EXERCISE DETAILS
Reproduce word for word the part of the mitochondrial DNA abstract that starts at the words "عنوان به زبان" and stops after "Cardiomyopathy (HCM) patients.".

SUPPLIED PASSAGE
عنوان به زبان ديگر :
Investigation of polymorphisms in non-coding region of human mitochondrial DNA in 31 Iranian Hypertrophic Cardiomyopathy (HCM) patients.
پديد آورندگان :
Montazeri Maryam نويسنده , Houshmand Massoud نويسنده , Shafa Shariat Panahi Mehdi نويسنده , Noohi Freidoon نويسنده , Givtaj Nozar نويسنده , Sanati Mohammad Hossein نويسنده , Zaklyazminskaya Elena V. نويسنده
چكيده لاتين :
The D-loop region is a hot spot for mitochondrial DNA (mtDNA) alterations, containing two hypervariable segments, HVS-I and HVS-II. In order to identify polymorphic sites and potential genetic background accounting for Hypertrophic CardioMyopathy (HCM) disease, the complete non-coding region of mtDNA from 31 unrelated HCM
patients and 45 normal controls were sequenced. The sequences were aligned upon the revised Cambridge Reference Sequence (rCRS) and any incompatibilities were recorded as numerical changes in homoPolymeric C Tract (PCT), single base substitutions, insertions and deletions (Indels). Nucleotide substitutions were found to make up the
majority of the mutations, rather than indels. We drew significantly high transition rate (81.8%) versus lower frequency of transversions (18.2%). 12 polymorphisms were identified in this study which had not been published in the MitoMap database. PCT changes at position 303-309 were detected in 83% of our samples. Our results suggest that an increased level of HVS-I and HVS-II substitutions may be an indicator
of mitochondrial DNA instability. Furthermore, mtDNA mutations may play an important role in pathogenesis of cardiac arrest which has remained unexplained for long.

STUDY MATERIAL
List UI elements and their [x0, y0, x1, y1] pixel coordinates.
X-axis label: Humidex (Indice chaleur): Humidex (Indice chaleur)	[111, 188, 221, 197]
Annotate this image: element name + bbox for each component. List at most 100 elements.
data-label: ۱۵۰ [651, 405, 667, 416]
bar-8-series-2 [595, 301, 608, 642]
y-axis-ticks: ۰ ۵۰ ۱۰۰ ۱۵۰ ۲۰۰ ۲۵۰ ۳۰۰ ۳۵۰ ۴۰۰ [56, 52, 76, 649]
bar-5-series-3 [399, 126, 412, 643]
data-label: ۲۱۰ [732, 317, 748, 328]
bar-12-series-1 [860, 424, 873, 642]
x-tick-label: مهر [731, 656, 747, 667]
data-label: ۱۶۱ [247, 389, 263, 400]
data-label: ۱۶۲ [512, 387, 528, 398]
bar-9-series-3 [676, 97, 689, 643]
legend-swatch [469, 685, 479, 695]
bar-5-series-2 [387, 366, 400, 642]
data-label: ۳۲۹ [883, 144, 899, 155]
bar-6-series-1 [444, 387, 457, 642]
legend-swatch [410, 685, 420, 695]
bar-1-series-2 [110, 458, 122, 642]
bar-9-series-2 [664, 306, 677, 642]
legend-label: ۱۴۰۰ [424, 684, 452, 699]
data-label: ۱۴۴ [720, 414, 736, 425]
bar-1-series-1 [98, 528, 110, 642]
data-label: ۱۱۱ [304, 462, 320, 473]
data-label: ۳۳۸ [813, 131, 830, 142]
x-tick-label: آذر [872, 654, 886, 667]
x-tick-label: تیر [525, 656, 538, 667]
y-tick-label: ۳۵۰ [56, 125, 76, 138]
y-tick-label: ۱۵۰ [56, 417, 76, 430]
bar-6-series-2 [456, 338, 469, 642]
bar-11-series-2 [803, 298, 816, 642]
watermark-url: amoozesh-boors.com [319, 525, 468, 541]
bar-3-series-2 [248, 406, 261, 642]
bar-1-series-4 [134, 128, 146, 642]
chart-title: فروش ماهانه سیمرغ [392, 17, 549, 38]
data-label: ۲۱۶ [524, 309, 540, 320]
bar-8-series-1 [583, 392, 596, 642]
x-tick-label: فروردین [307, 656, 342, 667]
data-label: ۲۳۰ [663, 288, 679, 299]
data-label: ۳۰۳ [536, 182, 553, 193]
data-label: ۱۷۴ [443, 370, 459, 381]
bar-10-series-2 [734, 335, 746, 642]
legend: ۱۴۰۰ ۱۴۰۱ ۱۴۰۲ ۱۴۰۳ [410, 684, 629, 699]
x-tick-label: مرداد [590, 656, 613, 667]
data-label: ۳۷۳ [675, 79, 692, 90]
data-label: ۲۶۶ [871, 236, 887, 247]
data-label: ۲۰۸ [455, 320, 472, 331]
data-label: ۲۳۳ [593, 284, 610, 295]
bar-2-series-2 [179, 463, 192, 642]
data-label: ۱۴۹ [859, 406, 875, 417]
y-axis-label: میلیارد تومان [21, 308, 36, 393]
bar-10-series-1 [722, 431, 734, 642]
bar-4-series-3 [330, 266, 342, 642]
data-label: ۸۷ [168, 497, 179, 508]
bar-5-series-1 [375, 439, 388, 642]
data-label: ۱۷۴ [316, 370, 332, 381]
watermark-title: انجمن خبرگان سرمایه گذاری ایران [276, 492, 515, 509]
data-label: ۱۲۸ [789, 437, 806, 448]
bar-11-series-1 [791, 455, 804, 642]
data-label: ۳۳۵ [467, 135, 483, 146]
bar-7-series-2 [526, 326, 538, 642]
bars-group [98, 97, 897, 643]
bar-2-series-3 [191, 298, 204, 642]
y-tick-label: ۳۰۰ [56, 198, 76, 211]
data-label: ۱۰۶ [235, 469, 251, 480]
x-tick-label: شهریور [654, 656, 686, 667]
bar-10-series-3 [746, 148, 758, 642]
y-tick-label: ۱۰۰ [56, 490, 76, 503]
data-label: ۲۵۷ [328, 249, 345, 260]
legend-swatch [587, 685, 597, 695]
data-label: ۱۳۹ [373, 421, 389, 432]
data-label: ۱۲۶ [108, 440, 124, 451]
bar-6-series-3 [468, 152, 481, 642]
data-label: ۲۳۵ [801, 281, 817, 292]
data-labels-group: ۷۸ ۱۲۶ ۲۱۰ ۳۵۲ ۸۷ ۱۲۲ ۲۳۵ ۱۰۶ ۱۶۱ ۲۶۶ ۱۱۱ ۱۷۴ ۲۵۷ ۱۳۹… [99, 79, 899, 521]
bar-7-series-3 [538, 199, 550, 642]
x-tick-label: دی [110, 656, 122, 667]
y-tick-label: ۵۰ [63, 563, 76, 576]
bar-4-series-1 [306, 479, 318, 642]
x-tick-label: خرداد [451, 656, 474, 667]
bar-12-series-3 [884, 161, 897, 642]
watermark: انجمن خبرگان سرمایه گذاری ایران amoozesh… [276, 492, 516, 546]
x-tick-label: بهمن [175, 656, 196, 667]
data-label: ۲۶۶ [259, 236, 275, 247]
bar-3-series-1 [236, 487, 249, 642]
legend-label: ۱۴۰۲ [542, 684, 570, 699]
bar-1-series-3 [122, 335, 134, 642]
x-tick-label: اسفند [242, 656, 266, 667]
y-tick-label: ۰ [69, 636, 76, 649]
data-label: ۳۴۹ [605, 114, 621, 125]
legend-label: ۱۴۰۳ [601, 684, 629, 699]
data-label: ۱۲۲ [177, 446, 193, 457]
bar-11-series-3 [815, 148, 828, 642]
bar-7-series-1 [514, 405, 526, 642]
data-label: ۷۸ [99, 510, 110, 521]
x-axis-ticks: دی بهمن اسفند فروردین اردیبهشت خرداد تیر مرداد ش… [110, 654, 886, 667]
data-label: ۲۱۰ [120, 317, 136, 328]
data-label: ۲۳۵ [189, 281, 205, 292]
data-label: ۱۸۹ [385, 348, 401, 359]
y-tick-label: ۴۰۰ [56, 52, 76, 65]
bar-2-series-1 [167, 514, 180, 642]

WRITTEN ANSWER
عنوان به زبان ديگر :
Investigation of polymorphisms in non-coding region of human mitochondrial DNA in 31 Iranian Hypertrophic Cardiomyopathy (HCM) patients.